▸ Your instructions
Check each line below for the word "Stainless" and give the number of lines that have it, nothing more.
+---+
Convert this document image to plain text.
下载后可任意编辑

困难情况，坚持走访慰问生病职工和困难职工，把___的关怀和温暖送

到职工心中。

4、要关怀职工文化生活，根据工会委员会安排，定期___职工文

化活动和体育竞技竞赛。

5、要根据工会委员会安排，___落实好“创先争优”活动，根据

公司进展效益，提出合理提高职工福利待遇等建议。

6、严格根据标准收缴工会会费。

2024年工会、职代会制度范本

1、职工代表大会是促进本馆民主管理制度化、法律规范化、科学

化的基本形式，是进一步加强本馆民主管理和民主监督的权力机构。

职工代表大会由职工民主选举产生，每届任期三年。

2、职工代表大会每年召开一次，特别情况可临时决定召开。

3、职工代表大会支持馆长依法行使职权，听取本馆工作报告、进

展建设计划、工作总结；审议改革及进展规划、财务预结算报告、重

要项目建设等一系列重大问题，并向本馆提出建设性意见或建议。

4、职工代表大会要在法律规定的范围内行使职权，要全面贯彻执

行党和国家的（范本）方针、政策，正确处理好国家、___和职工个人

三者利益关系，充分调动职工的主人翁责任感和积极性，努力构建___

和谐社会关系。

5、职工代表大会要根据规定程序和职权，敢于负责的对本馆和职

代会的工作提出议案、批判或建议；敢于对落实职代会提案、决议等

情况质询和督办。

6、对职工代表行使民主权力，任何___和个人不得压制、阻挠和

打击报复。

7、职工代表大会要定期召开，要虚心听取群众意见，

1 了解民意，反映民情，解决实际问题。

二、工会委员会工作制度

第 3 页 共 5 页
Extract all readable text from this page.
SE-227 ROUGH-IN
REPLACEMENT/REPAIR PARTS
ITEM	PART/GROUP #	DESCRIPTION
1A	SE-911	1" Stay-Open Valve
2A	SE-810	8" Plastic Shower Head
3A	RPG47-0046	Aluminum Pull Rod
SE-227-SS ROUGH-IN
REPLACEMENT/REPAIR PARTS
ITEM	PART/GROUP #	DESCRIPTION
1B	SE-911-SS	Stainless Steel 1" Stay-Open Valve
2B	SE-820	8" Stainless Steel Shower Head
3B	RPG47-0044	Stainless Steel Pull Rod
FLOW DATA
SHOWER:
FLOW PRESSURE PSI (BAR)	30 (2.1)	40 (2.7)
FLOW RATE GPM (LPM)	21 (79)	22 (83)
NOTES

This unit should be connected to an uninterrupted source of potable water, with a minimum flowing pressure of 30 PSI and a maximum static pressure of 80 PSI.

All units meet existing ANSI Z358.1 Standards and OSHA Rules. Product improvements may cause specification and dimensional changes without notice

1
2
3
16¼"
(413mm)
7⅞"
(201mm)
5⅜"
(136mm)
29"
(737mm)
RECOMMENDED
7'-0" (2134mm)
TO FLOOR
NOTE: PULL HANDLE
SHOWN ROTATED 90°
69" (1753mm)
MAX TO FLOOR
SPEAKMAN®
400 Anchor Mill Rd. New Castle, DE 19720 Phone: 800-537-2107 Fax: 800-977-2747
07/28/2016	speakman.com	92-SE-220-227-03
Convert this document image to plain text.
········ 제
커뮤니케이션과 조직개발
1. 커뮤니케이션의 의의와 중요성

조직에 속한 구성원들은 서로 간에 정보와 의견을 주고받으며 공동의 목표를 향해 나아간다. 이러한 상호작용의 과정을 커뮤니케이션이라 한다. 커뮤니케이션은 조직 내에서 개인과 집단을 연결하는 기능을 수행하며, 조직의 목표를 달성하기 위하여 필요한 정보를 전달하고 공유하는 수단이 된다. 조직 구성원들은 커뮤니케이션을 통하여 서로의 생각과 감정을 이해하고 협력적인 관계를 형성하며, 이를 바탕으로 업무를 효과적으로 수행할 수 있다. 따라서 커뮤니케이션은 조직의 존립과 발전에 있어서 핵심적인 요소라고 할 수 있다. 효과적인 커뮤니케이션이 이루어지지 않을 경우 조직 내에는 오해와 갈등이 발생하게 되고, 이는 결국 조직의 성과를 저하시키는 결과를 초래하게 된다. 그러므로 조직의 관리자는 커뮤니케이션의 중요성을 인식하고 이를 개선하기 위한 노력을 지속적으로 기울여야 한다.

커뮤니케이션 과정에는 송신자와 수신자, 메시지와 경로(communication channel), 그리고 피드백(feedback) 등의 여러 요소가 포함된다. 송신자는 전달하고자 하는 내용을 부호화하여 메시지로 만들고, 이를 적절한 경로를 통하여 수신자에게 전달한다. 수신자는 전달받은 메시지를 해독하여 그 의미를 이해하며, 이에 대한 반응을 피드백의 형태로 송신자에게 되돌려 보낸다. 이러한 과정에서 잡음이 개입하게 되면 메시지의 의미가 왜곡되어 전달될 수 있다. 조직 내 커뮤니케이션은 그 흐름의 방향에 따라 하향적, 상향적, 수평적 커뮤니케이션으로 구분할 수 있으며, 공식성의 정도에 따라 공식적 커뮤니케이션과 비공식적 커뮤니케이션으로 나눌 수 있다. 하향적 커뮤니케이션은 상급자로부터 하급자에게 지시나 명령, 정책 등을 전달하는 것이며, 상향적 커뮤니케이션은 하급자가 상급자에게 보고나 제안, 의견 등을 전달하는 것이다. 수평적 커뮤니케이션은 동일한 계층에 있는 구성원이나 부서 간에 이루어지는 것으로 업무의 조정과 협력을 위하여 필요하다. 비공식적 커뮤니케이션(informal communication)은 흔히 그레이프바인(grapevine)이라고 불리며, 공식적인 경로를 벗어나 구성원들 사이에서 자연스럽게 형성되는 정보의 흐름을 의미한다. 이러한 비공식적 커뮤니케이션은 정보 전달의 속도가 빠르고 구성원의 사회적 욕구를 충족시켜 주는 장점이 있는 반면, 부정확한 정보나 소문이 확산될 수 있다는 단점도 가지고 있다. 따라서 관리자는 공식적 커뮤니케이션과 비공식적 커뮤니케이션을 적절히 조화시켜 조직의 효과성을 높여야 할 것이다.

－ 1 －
+---+
▸ Task result
3